### Task objective
Find every line with the word "Stage". Copy those lines.

### Records shown
..........
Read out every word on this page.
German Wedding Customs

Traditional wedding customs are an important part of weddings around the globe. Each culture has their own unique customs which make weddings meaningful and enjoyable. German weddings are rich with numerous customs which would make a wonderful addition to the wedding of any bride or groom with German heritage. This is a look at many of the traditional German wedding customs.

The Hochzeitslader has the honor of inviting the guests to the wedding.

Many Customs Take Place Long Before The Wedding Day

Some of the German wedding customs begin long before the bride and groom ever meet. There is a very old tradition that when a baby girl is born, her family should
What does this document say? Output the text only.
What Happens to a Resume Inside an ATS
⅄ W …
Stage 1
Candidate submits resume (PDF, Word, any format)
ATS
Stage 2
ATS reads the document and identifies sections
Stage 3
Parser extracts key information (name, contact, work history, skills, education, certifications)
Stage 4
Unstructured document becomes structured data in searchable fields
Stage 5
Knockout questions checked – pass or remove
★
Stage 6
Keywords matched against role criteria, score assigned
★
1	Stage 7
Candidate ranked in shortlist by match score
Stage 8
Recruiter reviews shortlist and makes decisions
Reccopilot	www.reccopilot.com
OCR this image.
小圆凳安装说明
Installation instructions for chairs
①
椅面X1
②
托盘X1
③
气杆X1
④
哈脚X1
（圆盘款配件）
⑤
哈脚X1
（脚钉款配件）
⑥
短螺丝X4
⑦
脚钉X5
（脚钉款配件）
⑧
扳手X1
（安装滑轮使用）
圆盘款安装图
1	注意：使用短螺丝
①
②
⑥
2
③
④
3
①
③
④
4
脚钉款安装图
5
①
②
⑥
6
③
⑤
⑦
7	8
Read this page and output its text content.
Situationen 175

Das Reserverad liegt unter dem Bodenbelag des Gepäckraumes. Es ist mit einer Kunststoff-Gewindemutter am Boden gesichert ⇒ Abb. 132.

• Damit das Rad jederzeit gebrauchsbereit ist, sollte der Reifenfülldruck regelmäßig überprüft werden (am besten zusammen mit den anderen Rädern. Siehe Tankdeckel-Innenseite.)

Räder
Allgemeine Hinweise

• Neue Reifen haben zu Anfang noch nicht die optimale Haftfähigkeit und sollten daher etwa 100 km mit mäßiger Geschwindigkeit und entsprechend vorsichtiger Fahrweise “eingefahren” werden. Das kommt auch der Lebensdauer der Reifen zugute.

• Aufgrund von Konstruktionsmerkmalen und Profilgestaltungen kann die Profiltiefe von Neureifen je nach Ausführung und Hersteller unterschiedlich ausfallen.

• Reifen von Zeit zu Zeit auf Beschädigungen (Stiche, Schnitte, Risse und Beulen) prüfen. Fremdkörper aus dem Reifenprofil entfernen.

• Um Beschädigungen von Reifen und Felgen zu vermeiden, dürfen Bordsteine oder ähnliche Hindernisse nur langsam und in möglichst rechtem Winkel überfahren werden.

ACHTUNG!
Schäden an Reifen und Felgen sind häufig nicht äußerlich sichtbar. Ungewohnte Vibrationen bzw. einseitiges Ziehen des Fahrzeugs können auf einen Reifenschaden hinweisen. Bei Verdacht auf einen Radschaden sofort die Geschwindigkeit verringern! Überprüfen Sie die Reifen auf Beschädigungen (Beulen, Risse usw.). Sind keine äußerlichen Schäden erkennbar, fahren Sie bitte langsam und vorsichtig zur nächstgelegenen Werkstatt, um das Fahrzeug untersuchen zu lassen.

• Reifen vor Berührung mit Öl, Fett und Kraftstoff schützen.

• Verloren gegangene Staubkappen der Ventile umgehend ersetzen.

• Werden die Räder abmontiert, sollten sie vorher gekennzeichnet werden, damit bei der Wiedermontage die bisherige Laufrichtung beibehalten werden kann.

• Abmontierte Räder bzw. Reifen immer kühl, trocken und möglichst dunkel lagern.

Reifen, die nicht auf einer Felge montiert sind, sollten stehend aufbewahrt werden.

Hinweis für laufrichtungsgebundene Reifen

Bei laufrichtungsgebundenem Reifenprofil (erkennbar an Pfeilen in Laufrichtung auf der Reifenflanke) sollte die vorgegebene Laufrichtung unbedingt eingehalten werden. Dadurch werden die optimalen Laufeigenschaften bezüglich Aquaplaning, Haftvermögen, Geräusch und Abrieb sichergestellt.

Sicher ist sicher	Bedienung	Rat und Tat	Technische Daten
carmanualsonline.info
..........
### Problem solution
Stage 1
Stage 2
Stage 3
Stage 4
Stage 5
Stage 6
1	Stage 7
Stage 8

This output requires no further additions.